Copy every record below exactly as written, but leave out the pictures.

##############################

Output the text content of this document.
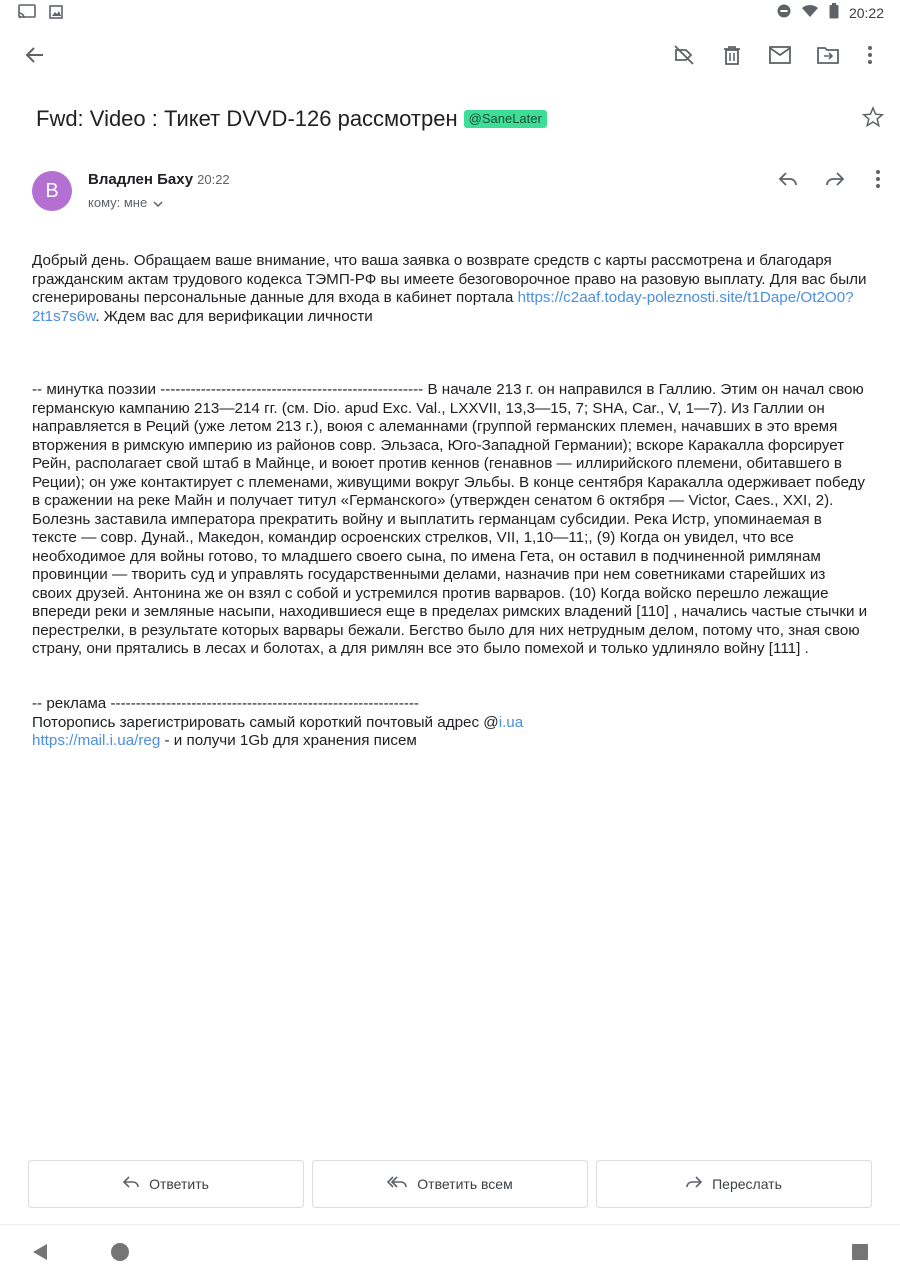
20:22
Fwd: Video : Тикет DVVD-126 рассмотрен @SaneLater
B	Владлен Баху 20:22
кому: мне
Добрый день. Обращаем ваше внимание, что ваша заявка о возврате средств с карты рассмотрена и благодаря гражданским актам трудового кодекса ТЭМП-РФ вы имеете безоговорочное право на разовую выплату. Для вас были сгенерированы персональные данные для входа в кабинет портала https://c2aaf.today-poleznosti.site/t1Dape/Ot2O0?2t1s7s6w. Ждем вас для верификации личности
-- минутка поэзии ---------------------------------------------------- В начале 213 г. он направился в Галлию. Этим он начал свою германскую кампанию 213—214 гг. (см. Dio. apud Exc. Val., LXXVII, 13,3—15, 7; SHA, Car., V, 1—7). Из Галлии он направляется в Реций (уже летом 213 г.), воюя с алеманнами (группой германских племен, начавших в это время вторжения в римскую империю из районов совр. Эльзаса, Юго-Западной Германии); вскоре Каракалла форсирует Рейн, располагает свой штаб в Майнце, и воюет против кеннов (генавнов — иллирийского племени, обитавшего в Реции); он уже контактирует с племенами, живущими вокруг Эльбы. В конце сентября Каракалла одерживает победу в сражении на реке Майн и получает титул «Германского» (утвержден сенатом 6 октября — Victor, Caes., XXI, 2). Болезнь заставила императора прекратить войну и выплатить германцам субсидии. Река Истр, упоминаемая в тексте — совр. Дунай., Македон, командир осроенских стрелков, VII, 1,10—11;, (9) Когда он увидел, что все необходимое для войны готово, то младшего своего сына, по имена Гета, он оставил в подчиненной римлянам провинции — творить суд и управлять государственными делами, назначив при нем советниками старейших из своих друзей. Антонина же он взял с собой и устремился против варваров. (10) Когда войско перешло лежащие впереди реки и земляные насыпи, находившиеся еще в пределах римских владений [110] , начались частые стычки и перестрелки, в результате которых варвары бежали. Бегство было для них нетрудным делом, потому что, зная свою страну, они прятались в лесах и болотах, а для римлян все это было помехой и только удлиняло войну [111] .
-- реклама -------------------------------------------------------------
Поторопись зарегистрировать самый короткий почтовый адрес @i.ua
https://mail.i.ua/reg - и получи 1Gb для хранения писем
Ответить	Ответить всем	Переслать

##############################

- [Solution to this problem]
Output the text content of this document.
20:22
Fwd: Video : Тикет DVVD-126 рассмотрен @SaneLater
B	Владлен Баху 20:22
кому: мне
Добрый день. Обращаем ваше внимание, что ваша заявка о возврате средств с карты рассмотрена и благодаря гражданским актам трудового кодекса ТЭМП-РФ вы имеете безоговорочное право на разовую выплату. Для вас были сгенерированы персональные данные для входа в кабинет портала https://c2aaf.today-poleznosti.site/t1Dape/Ot2O0?2t1s7s6w. Ждем вас для верификации личности
-- минутка поэзии ---------------------------------------------------- В начале 213 г. он направился в Галлию. Этим он начал свою германскую кампанию 213—214 гг. (см. Dio. apud Exc. Val., LXXVII, 13,3—15, 7; SHA, Car., V, 1—7). Из Галлии он направляется в Реций (уже летом 213 г.), воюя с алеманнами (группой германских племен, начавших в это время вторжения в римскую империю из районов совр. Эльзаса, Юго-Западной Германии); вскоре Каракалла форсирует Рейн, располагает свой штаб в Майнце, и воюет против кеннов (генавнов — иллирийского племени, обитавшего в Реции); он уже контактирует с племенами, живущими вокруг Эльбы. В конце сентября Каракалла одерживает победу в сражении на реке Майн и получает титул «Германского» (утвержден сенатом 6 октября — Victor, Caes., XXI, 2). Болезнь заставила императора прекратить войну и выплатить германцам субсидии. Река Истр, упоминаемая в тексте — совр. Дунай., Македон, командир осроенских стрелков, VII, 1,10—11;, (9) Когда он увидел, что все необходимое для войны готово, то младшего своего сына, по имена Гета, он оставил в подчиненной римлянам провинции — творить суд и управлять государственными делами, назначив при нем советниками старейших из своих друзей. Антонина же он взял с собой и устремился против варваров. (10) Когда войско перешло лежащие впереди реки и земляные насыпи, находившиеся еще в пределах римских владений [110] , начались частые стычки и перестрелки, в результате которых варвары бежали. Бегство было для них нетрудным делом, потому что, зная свою страну, они прятались в лесах и болотах, а для римлян все это было помехой и только удлиняло войну [111] .
-- реклама -------------------------------------------------------------
Поторопись зарегистрировать самый короткий почтовый адрес @i.ua
https://mail.i.ua/reg - и получи 1Gb для хранения писем
Ответить	Ответить всем	Переслать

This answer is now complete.